Extracted material ::
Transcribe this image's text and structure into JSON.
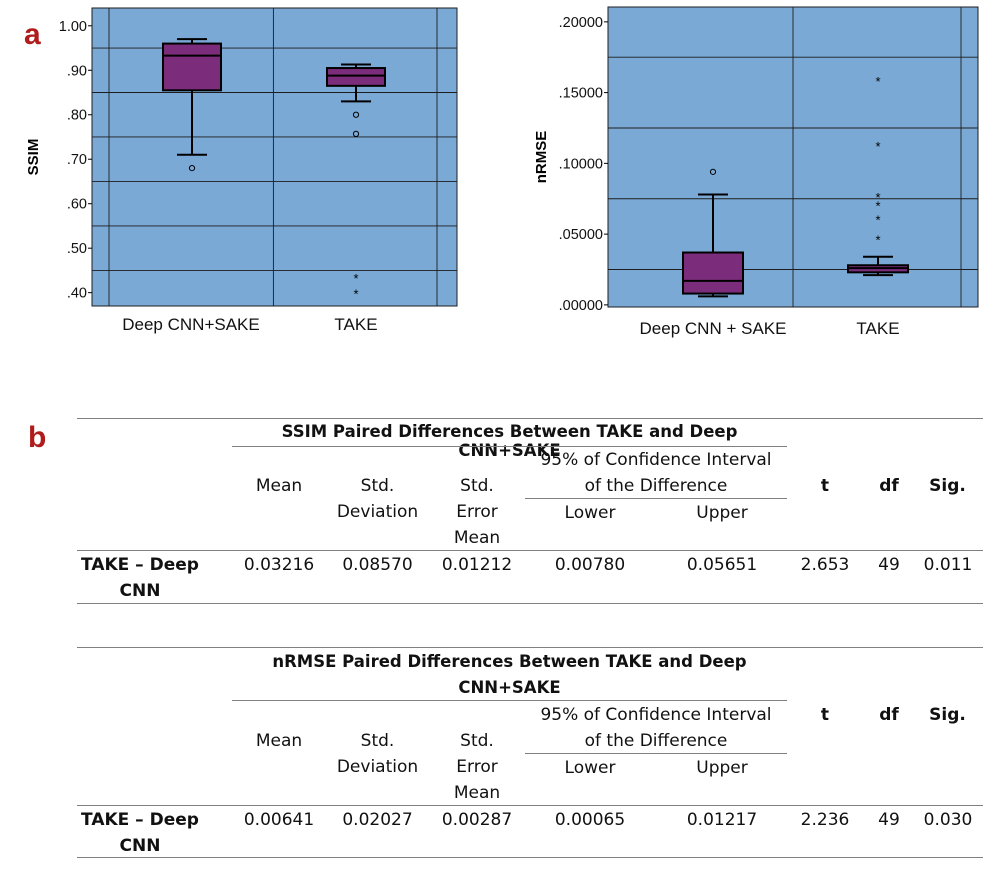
{
  "panels": {
    "a": "a",
    "b": "b"
  },
  "chart_data": [
    {
      "type": "box",
      "ylabel": "SSIM",
      "ylim": [
        0.37,
        1.04
      ],
      "yticks": [
        1.0,
        0.9,
        0.8,
        0.7,
        0.6,
        0.5,
        0.4
      ],
      "ytick_labels": [
        "1.00",
        ".90",
        ".80",
        ".70",
        ".60",
        ".50",
        ".40"
      ],
      "gridlines": [
        0.95,
        0.85,
        0.75,
        0.65,
        0.55,
        0.45
      ],
      "categories": [
        "Deep CNN+SAKE",
        "TAKE"
      ],
      "boxes": [
        {
          "name": "Deep CNN+SAKE",
          "whisker_low": 0.71,
          "q1": 0.855,
          "median": 0.933,
          "q3": 0.96,
          "whisker_high": 0.97,
          "outliers": [
            0.68
          ],
          "extremes": []
        },
        {
          "name": "TAKE",
          "whisker_low": 0.83,
          "q1": 0.865,
          "median": 0.888,
          "q3": 0.905,
          "whisker_high": 0.913,
          "outliers": [
            0.8,
            0.757
          ],
          "extremes": [
            0.435,
            0.4
          ]
        }
      ],
      "colors": {
        "plot_bg": "#7aa9d6",
        "box_fill": "#7b2d7b",
        "grid": "#1d1d1d"
      }
    },
    {
      "type": "box",
      "ylabel": "nRMSE",
      "ylim": [
        -0.0015,
        0.2105
      ],
      "yticks": [
        0.2,
        0.15,
        0.1,
        0.05,
        0.0
      ],
      "ytick_labels": [
        ".20000",
        ".15000",
        ".10000",
        ".05000",
        ".00000"
      ],
      "gridlines": [
        0.175,
        0.125,
        0.075,
        0.025
      ],
      "categories": [
        "Deep CNN + SAKE",
        "TAKE"
      ],
      "boxes": [
        {
          "name": "Deep CNN + SAKE",
          "whisker_low": 0.006,
          "q1": 0.008,
          "median": 0.017,
          "q3": 0.037,
          "whisker_high": 0.078,
          "outliers": [
            0.094
          ],
          "extremes": []
        },
        {
          "name": "TAKE",
          "whisker_low": 0.021,
          "q1": 0.023,
          "median": 0.026,
          "q3": 0.028,
          "whisker_high": 0.034,
          "outliers": [],
          "extremes": [
            0.159,
            0.113,
            0.077,
            0.071,
            0.061,
            0.047
          ]
        }
      ],
      "colors": {
        "plot_bg": "#7aa9d6",
        "box_fill": "#7b2d7b",
        "grid": "#1d1d1d"
      }
    }
  ],
  "tables": [
    {
      "title_line1": "SSIM Paired Differences Between TAKE and Deep CNN+SAKE",
      "title_line2": "",
      "headers": {
        "mean": "Mean",
        "std_dev_1": "Std.",
        "std_dev_2": "Deviation",
        "std_err_1": "Std.",
        "std_err_2": "Error",
        "std_err_3": "Mean",
        "ci_1": "95% of Confidence Interval",
        "ci_2": "of the Difference",
        "lower": "Lower",
        "upper": "Upper",
        "t": "t",
        "df": "df",
        "sig": "Sig."
      },
      "row": {
        "label_1": "TAKE – Deep",
        "label_2": "CNN",
        "mean": "0.03216",
        "std_dev": "0.08570",
        "std_err": "0.01212",
        "lower": "0.00780",
        "upper": "0.05651",
        "t": "2.653",
        "df": "49",
        "sig": "0.011"
      }
    },
    {
      "title_line1": "nRMSE Paired Differences Between TAKE and Deep",
      "title_line2": "CNN+SAKE",
      "headers": {
        "mean": "Mean",
        "std_dev_1": "Std.",
        "std_dev_2": "Deviation",
        "std_err_1": "Std.",
        "std_err_2": "Error",
        "std_err_3": "Mean",
        "ci_1": "95% of Confidence Interval",
        "ci_2": "of the Difference",
        "lower": "Lower",
        "upper": "Upper",
        "t": "t",
        "df": "df",
        "sig": "Sig."
      },
      "row": {
        "label_1": "TAKE – Deep",
        "label_2": "CNN",
        "mean": "0.00641",
        "std_dev": "0.02027",
        "std_err": "0.00287",
        "lower": "0.00065",
        "upper": "0.01217",
        "t": "2.236",
        "df": "49",
        "sig": "0.030"
      }
    }
  ]
}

Work to complete :: Repeat the material exactly as it reads, without any of its pictures.

Full answer ::
Transcribe this image's text and structure into JSON.
{
  "panels": {
    "a": "a",
    "b": "b"
  },
  "chart_data": [
    {
      "type": "box",
      "ylabel": "SSIM",
      "ylim": [
        0.37,
        1.04
      ],
      "yticks": [
        1.0,
        0.9,
        0.8,
        0.7,
        0.6,
        0.5,
        0.4
      ],
      "ytick_labels": [
        "1.00",
        ".90",
        ".80",
        ".70",
        ".60",
        ".50",
        ".40"
      ],
      "gridlines": [
        0.95,
        0.85,
        0.75,
        0.65,
        0.55,
        0.45
      ],
      "categories": [
        "Deep CNN+SAKE",
        "TAKE"
      ],
      "boxes": [
        {
          "name": "Deep CNN+SAKE",
          "whisker_low": 0.71,
          "q1": 0.855,
          "median": 0.933,
          "q3": 0.96,
          "whisker_high": 0.97,
          "outliers": [
            0.68
          ],
          "extremes": []
        },
        {
          "name": "TAKE",
          "whisker_low": 0.83,
          "q1": 0.865,
          "median": 0.888,
          "q3": 0.905,
          "whisker_high": 0.913,
          "outliers": [
            0.8,
            0.757
          ],
          "extremes": [
            0.435,
            0.4
          ]
        }
      ],
      "colors": {
        "plot_bg": "#7aa9d6",
        "box_fill": "#7b2d7b",
        "grid": "#1d1d1d"
      }
    },
    {
      "type": "box",
      "ylabel": "nRMSE",
      "ylim": [
        -0.0015,
        0.2105
      ],
      "yticks": [
        0.2,
        0.15,
        0.1,
        0.05,
        0.0
      ],
      "ytick_labels": [
        ".20000",
        ".15000",
        ".10000",
        ".05000",
        ".00000"
      ],
      "gridlines": [
        0.175,
        0.125,
        0.075,
        0.025
      ],
      "categories": [
        "Deep CNN + SAKE",
        "TAKE"
      ],
      "boxes": [
        {
          "name": "Deep CNN + SAKE",
          "whisker_low": 0.006,
          "q1": 0.008,
          "median": 0.017,
          "q3": 0.037,
          "whisker_high": 0.078,
          "outliers": [
            0.094
          ],
          "extremes": []
        },
        {
          "name": "TAKE",
          "whisker_low": 0.021,
          "q1": 0.023,
          "median": 0.026,
          "q3": 0.028,
          "whisker_high": 0.034,
          "outliers": [],
          "extremes": [
            0.159,
            0.113,
            0.077,
            0.071,
            0.061,
            0.047
          ]
        }
      ],
      "colors": {
        "plot_bg": "#7aa9d6",
        "box_fill": "#7b2d7b",
        "grid": "#1d1d1d"
      }
    }
  ],
  "tables": [
    {
      "title_line1": "SSIM Paired Differences Between TAKE and Deep CNN+SAKE",
      "title_line2": "",
      "headers": {
        "mean": "Mean",
        "std_dev_1": "Std.",
        "std_dev_2": "Deviation",
        "std_err_1": "Std.",
        "std_err_2": "Error",
        "std_err_3": "Mean",
        "ci_1": "95% of Confidence Interval",
        "ci_2": "of the Difference",
        "lower": "Lower",
        "upper": "Upper",
        "t": "t",
        "df": "df",
        "sig": "Sig."
      },
      "row": {
        "label_1": "TAKE – Deep",
        "label_2": "CNN",
        "mean": "0.03216",
        "std_dev": "0.08570",
        "std_err": "0.01212",
        "lower": "0.00780",
        "upper": "0.05651",
        "t": "2.653",
        "df": "49",
        "sig": "0.011"
      }
    },
    {
      "title_line1": "nRMSE Paired Differences Between TAKE and Deep",
      "title_line2": "CNN+SAKE",
      "headers": {
        "mean": "Mean",
        "std_dev_1": "Std.",
        "std_dev_2": "Deviation",
        "std_err_1": "Std.",
        "std_err_2": "Error",
        "std_err_3": "Mean",
        "ci_1": "95% of Confidence Interval",
        "ci_2": "of the Difference",
        "lower": "Lower",
        "upper": "Upper",
        "t": "t",
        "df": "df",
        "sig": "Sig."
      },
      "row": {
        "label_1": "TAKE – Deep",
        "label_2": "CNN",
        "mean": "0.00641",
        "std_dev": "0.02027",
        "std_err": "0.00287",
        "lower": "0.00065",
        "upper": "0.01217",
        "t": "2.236",
        "df": "49",
        "sig": "0.030"
      }
    }
  ]
}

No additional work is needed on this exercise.